(Data entries)

------------------------------------------------------------------------

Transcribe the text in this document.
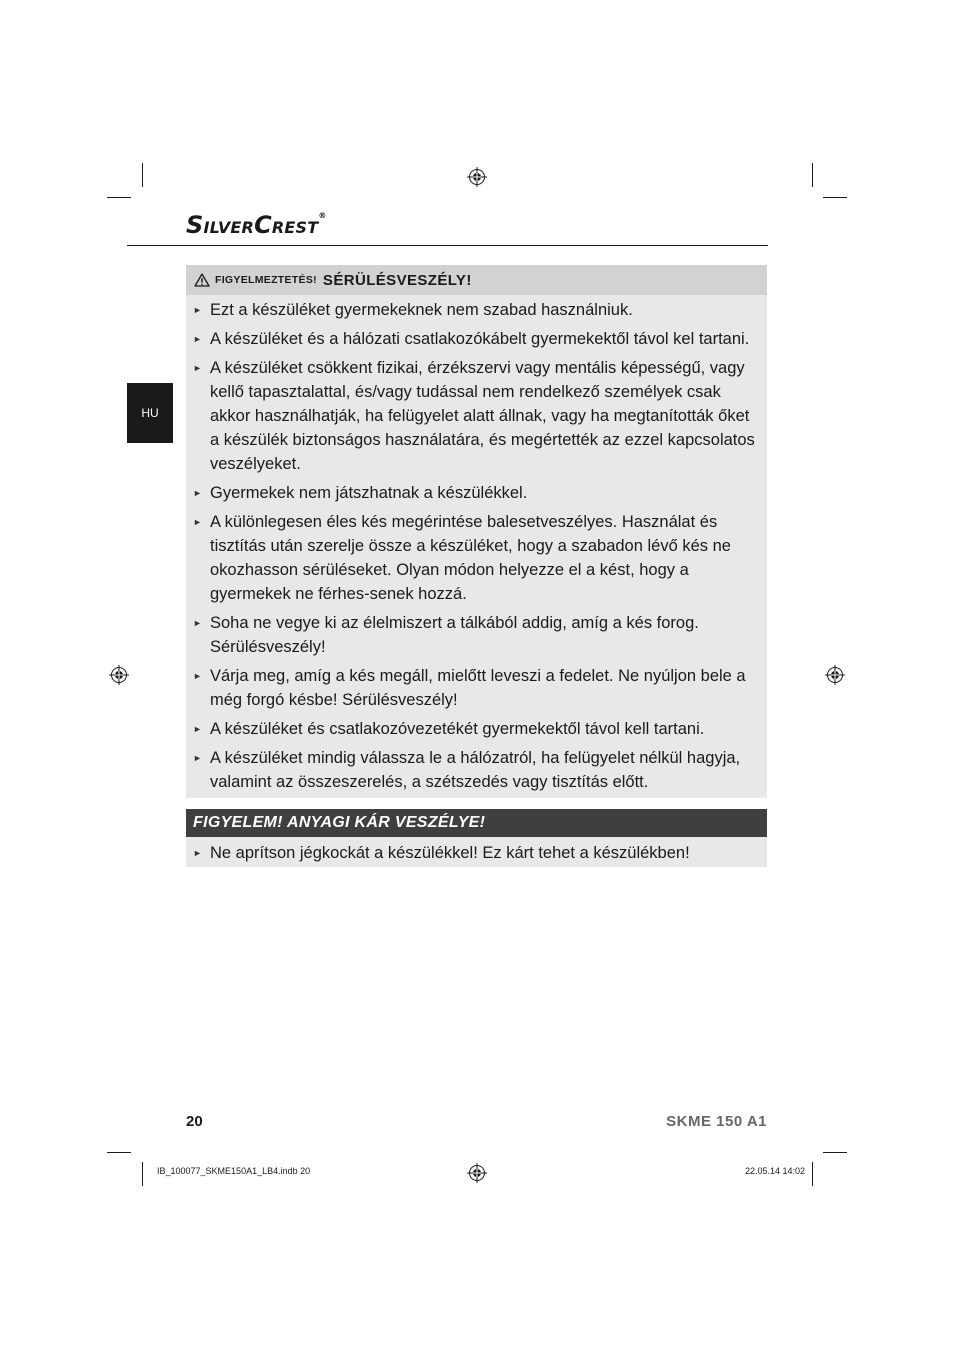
SILVERCREST®
HU
FIGYELMEZTETÉS! SÉRÜLÉSVESZÉLY!
► Ezt a készüléket gyermekeknek nem szabad használniuk.
► A készüléket és a hálózati csatlakozókábelt gyermekektől távol kel tartani.
► A készüléket csökkent fizikai, érzékszervi vagy mentális képességű, vagy kellő tapasztalattal, és/vagy tudással nem rendelkező személyek csak akkor használhatják, ha felügyelet alatt állnak, vagy ha megtanították őket a készülék biztonságos használatára, és megértették az ezzel kapcsolatos veszélyeket.
► Gyermekek nem játszhatnak a készülékkel.
► A különlegesen éles kés megérintése balesetveszélyes. Használat és tisztítás után szerelje össze a készüléket, hogy a szabadon lévő kés ne okozhasson sérüléseket. Olyan módon helyezze el a kést, hogy a gyermekek ne férhes-senek hozzá.
► Soha ne vegye ki az élelmiszert a tálkából addig, amíg a kés forog. Sérülésveszély!
► Várja meg, amíg a kés megáll, mielőtt leveszi a fedelet. Ne nyúljon bele a még forgó késbe! Sérülésveszély!
► A készüléket és csatlakozóvezetékét gyermekektől távol kell tartani.
► A készüléket mindig válassza le a hálózatról, ha felügyelet nélkül hagyja, valamint az összeszerelés, a szétszedés vagy tisztítás előtt.
FIGYELEM! ANYAGI KÁR VESZÉLYE!
► Ne aprítson jégkockát a készülékkel! Ez kárt tehet a készülékben!
20	SKME 150 A1
IB_100077_SKME150A1_LB4.indb 20	22.05.14 14:02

------------------------------------------------------------------------

**Stated problem**:
Write out each entry exactly as given, omitting any picture.

**Written answer**:
Transcribe the text in this document.
SILVERCREST®
HU
FIGYELMEZTETÉS! SÉRÜLÉSVESZÉLY!
► Ezt a készüléket gyermekeknek nem szabad használniuk.
► A készüléket és a hálózati csatlakozókábelt gyermekektől távol kel tartani.
► A készüléket csökkent fizikai, érzékszervi vagy mentális képességű, vagy kellő tapasztalattal, és/vagy tudással nem rendelkező személyek csak akkor használhatják, ha felügyelet alatt állnak, vagy ha megtanították őket a készülék biztonságos használatára, és megértették az ezzel kapcsolatos veszélyeket.
► Gyermekek nem játszhatnak a készülékkel.
► A különlegesen éles kés megérintése balesetveszélyes. Használat és tisztítás után szerelje össze a készüléket, hogy a szabadon lévő kés ne okozhasson sérüléseket. Olyan módon helyezze el a kést, hogy a gyermekek ne férhes-senek hozzá.
► Soha ne vegye ki az élelmiszert a tálkából addig, amíg a kés forog. Sérülésveszély!
► Várja meg, amíg a kés megáll, mielőtt leveszi a fedelet. Ne nyúljon bele a még forgó késbe! Sérülésveszély!
► A készüléket és csatlakozóvezetékét gyermekektől távol kell tartani.
► A készüléket mindig válassza le a hálózatról, ha felügyelet nélkül hagyja, valamint az összeszerelés, a szétszedés vagy tisztítás előtt.
FIGYELEM! ANYAGI KÁR VESZÉLYE!
► Ne aprítson jégkockát a készülékkel! Ez kárt tehet a készülékben!
20	SKME 150 A1
IB_100077_SKME150A1_LB4.indb 20	22.05.14 14:02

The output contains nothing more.